(GIVEN PROBLEM):
Look through the material below. Copy each line that contains the string "Calibration".
--- STORED RECORDS ---
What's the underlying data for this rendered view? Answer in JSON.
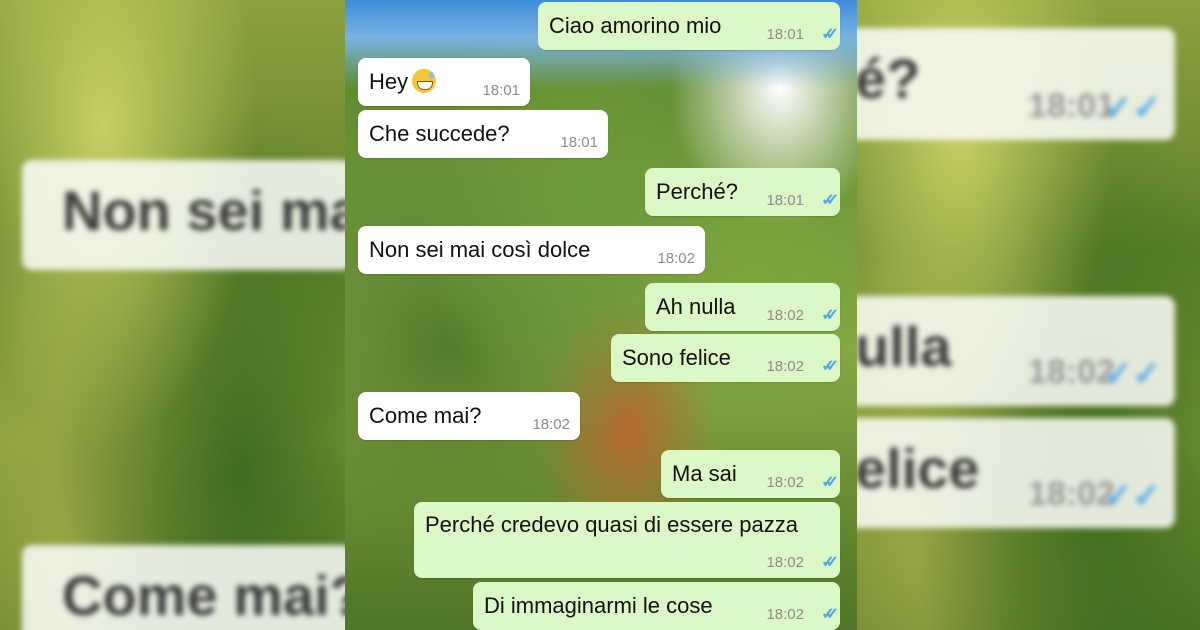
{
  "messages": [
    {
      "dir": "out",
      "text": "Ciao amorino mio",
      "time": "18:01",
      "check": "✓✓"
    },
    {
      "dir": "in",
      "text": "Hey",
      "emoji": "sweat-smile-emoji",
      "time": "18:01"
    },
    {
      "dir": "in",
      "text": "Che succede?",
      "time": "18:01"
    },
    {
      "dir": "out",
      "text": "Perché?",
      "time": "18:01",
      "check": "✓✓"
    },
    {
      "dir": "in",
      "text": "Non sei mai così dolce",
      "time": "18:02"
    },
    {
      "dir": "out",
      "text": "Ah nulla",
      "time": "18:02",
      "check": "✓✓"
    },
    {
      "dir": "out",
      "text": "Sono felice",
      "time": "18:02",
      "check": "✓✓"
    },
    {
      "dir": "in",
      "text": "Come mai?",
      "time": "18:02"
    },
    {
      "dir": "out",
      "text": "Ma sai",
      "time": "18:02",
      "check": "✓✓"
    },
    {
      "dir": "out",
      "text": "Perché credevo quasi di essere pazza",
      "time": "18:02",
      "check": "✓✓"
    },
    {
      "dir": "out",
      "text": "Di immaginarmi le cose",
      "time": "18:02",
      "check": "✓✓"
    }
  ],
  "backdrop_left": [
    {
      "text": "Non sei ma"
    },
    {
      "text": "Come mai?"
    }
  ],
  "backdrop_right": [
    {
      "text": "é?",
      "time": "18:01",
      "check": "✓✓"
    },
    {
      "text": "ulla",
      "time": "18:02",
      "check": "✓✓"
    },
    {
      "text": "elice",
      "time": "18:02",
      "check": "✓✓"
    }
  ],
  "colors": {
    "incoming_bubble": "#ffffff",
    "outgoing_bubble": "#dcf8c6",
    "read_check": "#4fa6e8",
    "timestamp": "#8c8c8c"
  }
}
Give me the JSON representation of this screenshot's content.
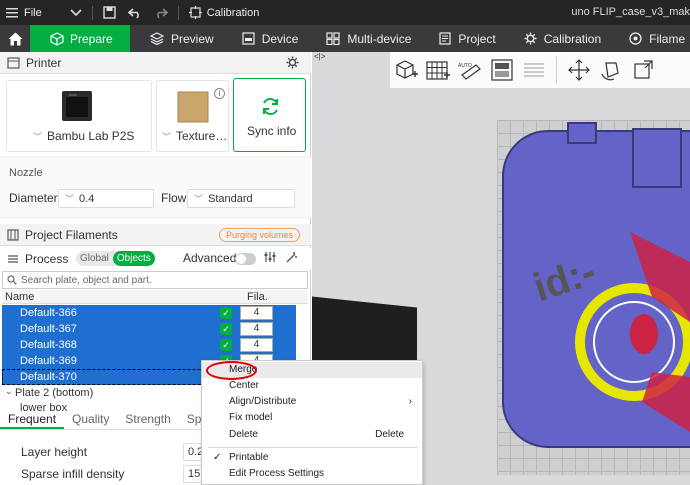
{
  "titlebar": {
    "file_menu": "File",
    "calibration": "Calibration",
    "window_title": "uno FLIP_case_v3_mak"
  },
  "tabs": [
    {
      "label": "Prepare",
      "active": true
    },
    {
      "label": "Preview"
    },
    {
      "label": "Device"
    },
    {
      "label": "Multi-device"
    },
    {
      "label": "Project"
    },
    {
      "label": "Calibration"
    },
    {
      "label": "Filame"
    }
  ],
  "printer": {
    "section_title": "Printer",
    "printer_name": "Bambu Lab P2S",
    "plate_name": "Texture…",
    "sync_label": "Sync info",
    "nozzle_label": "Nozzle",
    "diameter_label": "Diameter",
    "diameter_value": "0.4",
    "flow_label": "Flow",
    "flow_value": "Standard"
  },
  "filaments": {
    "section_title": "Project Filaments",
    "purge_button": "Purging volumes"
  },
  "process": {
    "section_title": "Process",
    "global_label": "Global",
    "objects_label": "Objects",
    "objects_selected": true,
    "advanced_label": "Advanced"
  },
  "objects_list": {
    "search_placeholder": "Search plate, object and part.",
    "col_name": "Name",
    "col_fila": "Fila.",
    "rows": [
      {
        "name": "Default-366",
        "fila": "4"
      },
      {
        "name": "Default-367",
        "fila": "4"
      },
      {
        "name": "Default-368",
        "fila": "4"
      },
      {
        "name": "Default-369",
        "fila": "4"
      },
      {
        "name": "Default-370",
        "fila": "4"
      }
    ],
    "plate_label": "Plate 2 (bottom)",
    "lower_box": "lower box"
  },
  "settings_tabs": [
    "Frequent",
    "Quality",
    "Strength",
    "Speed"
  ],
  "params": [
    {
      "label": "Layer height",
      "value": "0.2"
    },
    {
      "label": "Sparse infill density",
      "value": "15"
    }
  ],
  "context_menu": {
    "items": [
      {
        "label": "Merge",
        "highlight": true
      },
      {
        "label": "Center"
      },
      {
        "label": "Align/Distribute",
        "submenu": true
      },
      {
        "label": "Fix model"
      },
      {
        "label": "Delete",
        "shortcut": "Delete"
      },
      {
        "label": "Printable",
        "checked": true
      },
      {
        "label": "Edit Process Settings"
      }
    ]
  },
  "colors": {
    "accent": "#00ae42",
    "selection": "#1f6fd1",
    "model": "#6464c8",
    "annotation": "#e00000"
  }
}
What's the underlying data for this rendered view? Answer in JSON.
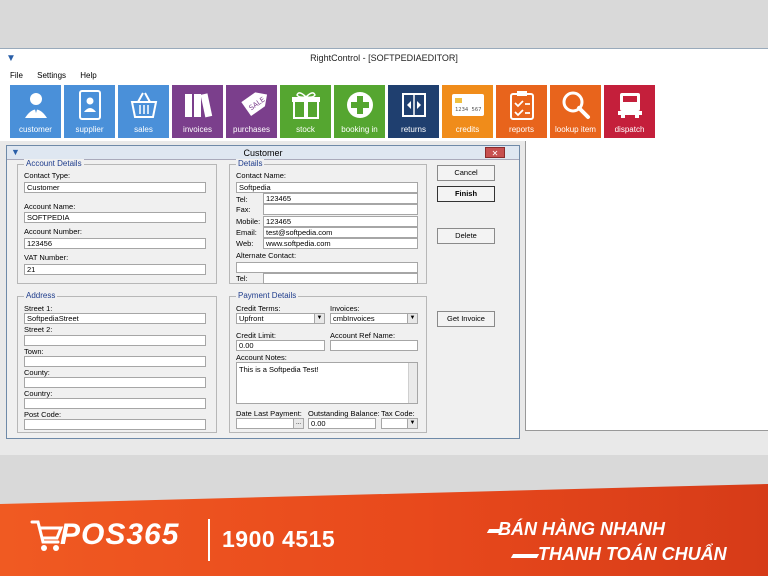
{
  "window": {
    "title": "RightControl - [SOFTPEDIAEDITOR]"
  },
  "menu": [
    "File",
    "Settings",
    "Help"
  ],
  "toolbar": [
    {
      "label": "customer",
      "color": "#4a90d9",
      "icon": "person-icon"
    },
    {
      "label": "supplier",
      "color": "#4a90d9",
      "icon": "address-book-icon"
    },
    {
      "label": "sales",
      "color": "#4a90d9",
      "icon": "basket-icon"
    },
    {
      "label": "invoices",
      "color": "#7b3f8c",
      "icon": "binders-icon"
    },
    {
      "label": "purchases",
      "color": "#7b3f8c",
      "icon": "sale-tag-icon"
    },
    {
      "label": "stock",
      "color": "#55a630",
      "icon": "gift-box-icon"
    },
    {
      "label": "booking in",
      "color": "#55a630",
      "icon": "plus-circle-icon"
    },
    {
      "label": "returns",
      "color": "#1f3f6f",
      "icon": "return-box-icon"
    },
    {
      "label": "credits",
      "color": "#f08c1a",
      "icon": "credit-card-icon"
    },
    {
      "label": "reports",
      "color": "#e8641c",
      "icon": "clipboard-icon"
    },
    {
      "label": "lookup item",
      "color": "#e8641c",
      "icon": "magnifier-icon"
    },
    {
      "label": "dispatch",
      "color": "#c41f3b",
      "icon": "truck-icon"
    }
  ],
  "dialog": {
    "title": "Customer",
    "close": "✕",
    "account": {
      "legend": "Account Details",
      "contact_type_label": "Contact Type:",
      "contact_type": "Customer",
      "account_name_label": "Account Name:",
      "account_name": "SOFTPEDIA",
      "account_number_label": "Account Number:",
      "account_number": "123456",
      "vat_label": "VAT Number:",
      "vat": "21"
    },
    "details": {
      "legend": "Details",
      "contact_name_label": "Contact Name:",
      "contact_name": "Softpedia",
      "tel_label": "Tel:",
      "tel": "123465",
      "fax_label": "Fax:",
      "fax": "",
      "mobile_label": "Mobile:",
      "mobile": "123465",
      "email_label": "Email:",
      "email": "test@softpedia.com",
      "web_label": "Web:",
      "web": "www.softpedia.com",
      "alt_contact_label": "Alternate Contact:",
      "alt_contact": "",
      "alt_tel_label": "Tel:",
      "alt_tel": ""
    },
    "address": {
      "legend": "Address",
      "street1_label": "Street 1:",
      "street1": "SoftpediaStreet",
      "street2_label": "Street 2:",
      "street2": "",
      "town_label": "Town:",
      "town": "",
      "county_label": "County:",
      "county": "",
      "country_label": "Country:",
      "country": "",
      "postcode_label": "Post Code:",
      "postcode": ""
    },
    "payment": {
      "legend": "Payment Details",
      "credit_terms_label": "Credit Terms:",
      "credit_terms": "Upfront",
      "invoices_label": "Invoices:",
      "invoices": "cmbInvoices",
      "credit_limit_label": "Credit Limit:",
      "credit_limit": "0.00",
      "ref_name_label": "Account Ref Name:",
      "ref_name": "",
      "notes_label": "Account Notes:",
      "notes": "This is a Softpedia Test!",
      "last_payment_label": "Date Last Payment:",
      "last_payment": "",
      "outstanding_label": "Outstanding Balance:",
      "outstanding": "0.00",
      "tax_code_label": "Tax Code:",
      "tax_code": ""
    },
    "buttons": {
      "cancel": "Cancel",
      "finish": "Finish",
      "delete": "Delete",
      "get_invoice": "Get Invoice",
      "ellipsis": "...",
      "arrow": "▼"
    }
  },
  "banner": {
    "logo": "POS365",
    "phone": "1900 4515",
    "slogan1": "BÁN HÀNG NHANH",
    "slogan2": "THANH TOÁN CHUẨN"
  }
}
---
(ANSWER FOR THIS EXERCISE):
    "calibration": "Calibration",
      "label": "Calibration"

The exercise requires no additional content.